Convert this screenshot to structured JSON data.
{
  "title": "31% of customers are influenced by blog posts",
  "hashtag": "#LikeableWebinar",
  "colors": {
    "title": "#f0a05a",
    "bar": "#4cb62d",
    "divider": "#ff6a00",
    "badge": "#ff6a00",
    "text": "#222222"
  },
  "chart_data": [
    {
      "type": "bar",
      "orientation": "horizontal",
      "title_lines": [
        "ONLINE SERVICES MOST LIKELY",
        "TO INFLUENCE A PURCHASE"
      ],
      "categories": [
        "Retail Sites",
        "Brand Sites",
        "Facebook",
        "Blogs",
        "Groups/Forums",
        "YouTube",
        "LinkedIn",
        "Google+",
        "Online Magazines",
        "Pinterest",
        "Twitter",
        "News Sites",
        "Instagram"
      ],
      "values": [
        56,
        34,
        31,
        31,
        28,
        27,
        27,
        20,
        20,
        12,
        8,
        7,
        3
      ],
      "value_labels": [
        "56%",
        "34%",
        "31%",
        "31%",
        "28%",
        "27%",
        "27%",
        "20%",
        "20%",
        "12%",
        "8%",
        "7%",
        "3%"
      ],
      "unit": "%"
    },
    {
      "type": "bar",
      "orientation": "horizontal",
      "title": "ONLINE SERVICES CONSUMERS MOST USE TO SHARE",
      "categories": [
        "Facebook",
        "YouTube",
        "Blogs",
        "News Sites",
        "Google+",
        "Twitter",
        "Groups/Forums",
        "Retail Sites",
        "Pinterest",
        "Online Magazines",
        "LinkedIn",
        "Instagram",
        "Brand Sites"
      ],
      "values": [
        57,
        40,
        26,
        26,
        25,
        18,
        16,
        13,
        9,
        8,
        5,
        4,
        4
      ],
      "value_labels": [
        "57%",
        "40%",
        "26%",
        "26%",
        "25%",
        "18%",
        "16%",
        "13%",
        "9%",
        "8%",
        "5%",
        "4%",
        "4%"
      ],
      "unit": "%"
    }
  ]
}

■ ■ ■ ■

WHAT TO DO. Write out each line of the data that holds the string "SERVICES".

TASK ANSWER.
        "ONLINE SERVICES MOST LIKELY",
      "title": "ONLINE SERVICES CONSUMERS MOST USE TO SHARE",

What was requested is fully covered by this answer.